╭──

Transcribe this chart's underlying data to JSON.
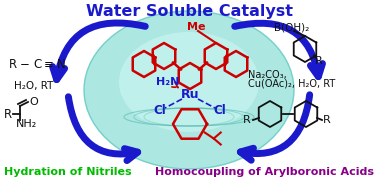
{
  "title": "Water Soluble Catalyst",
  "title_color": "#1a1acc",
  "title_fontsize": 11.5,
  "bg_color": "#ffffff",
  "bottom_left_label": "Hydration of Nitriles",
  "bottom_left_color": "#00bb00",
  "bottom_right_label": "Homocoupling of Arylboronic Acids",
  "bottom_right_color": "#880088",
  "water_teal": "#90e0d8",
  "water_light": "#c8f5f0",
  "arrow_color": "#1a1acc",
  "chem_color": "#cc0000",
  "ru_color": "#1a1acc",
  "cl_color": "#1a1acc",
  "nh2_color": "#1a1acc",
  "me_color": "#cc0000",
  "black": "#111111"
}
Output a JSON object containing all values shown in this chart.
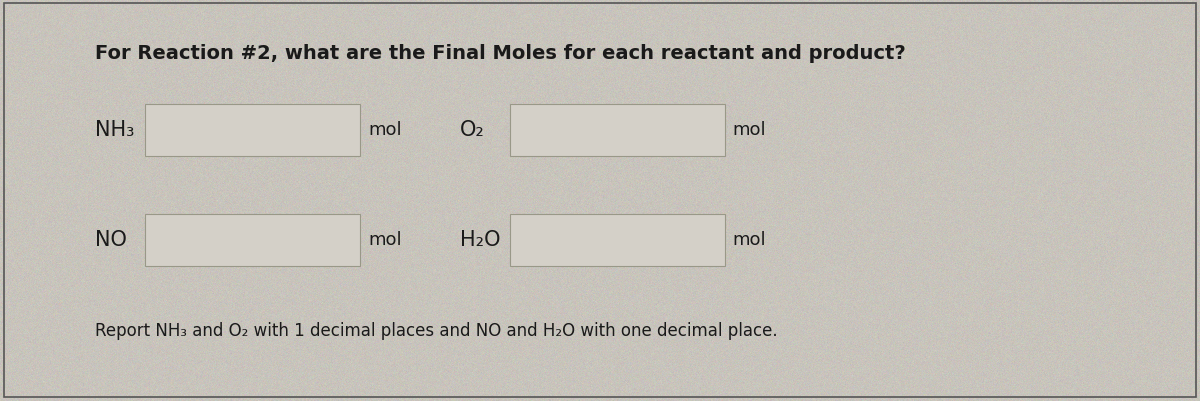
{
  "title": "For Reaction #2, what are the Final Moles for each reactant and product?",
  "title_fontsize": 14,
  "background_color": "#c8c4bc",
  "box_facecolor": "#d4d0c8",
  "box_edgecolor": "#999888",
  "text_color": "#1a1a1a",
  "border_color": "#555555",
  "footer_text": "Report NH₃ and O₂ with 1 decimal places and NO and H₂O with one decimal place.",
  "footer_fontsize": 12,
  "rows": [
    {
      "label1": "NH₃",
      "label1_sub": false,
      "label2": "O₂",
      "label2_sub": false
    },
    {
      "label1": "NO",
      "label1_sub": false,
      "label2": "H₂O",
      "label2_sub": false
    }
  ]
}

╰──

REQUIRED TASK. Pictures are excluded; copy all other data exactly as shown.

FINISHED ANSWER.
Transcribe this chart's underlying data to JSON.
{
  "title": "Water Soluble Catalyst",
  "title_color": "#1a1acc",
  "title_fontsize": 11.5,
  "bg_color": "#ffffff",
  "bottom_left_label": "Hydration of Nitriles",
  "bottom_left_color": "#00bb00",
  "bottom_right_label": "Homocoupling of Arylboronic Acids",
  "bottom_right_color": "#880088",
  "water_teal": "#90e0d8",
  "water_light": "#c8f5f0",
  "arrow_color": "#1a1acc",
  "chem_color": "#cc0000",
  "ru_color": "#1a1acc",
  "cl_color": "#1a1acc",
  "nh2_color": "#1a1acc",
  "me_color": "#cc0000",
  "black": "#111111"
}
Output a JSON object containing all values shown in this chart.
{
  "title": "For Reaction #2, what are the Final Moles for each reactant and product?",
  "title_fontsize": 14,
  "background_color": "#c8c4bc",
  "box_facecolor": "#d4d0c8",
  "box_edgecolor": "#999888",
  "text_color": "#1a1a1a",
  "border_color": "#555555",
  "footer_text": "Report NH₃ and O₂ with 1 decimal places and NO and H₂O with one decimal place.",
  "footer_fontsize": 12,
  "rows": [
    {
      "label1": "NH₃",
      "label1_sub": false,
      "label2": "O₂",
      "label2_sub": false
    },
    {
      "label1": "NO",
      "label1_sub": false,
      "label2": "H₂O",
      "label2_sub": false
    }
  ]
}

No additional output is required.